(Dataset records)
_____

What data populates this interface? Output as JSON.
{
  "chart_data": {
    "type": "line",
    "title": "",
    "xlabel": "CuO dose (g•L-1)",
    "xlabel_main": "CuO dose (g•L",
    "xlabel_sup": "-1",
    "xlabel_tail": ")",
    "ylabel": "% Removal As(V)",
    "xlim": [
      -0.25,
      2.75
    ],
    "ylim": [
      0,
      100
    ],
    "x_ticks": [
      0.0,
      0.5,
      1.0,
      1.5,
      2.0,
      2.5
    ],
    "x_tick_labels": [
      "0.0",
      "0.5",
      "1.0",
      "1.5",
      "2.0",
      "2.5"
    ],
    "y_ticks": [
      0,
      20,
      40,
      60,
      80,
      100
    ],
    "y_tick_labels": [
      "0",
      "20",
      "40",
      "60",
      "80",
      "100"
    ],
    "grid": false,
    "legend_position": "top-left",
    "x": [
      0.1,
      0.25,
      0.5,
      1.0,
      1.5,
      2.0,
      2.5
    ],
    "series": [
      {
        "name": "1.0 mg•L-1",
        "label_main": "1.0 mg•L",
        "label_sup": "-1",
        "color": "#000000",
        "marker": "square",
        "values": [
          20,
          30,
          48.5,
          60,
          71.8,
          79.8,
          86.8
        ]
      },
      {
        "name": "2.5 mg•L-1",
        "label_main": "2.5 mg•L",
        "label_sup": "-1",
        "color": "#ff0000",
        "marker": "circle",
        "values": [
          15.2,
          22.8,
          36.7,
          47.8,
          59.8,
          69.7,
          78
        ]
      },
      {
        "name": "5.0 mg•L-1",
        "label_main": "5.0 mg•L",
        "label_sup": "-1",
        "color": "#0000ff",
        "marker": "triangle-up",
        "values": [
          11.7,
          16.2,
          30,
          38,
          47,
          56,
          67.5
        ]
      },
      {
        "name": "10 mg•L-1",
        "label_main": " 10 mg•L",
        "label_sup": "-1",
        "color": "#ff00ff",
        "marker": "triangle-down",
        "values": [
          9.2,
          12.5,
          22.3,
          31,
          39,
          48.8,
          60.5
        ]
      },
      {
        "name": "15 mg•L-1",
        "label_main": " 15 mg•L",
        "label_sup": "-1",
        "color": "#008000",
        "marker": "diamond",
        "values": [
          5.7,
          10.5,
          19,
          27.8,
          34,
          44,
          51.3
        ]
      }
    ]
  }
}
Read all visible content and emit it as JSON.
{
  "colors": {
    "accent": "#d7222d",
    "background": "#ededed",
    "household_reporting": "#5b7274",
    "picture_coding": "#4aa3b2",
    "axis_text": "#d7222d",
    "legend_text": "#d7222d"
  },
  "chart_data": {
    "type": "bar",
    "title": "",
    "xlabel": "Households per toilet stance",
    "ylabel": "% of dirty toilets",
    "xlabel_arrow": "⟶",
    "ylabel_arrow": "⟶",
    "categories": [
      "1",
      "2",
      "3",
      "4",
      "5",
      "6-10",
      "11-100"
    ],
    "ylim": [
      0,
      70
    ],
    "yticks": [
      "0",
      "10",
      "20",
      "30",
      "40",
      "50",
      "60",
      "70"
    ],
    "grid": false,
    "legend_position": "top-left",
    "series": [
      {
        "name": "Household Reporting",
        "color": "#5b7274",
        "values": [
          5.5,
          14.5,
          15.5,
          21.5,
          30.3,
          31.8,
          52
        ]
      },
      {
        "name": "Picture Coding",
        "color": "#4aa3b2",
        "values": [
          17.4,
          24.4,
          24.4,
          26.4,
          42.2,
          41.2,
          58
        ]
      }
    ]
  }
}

_____

Problem to solve:
Search the entries for the string "marker" and collect each line that has it.

Full output:
        "marker": "square",
        "marker": "circle",
        "marker": "triangle-up",
        "marker": "triangle-down",
        "marker": "diamond",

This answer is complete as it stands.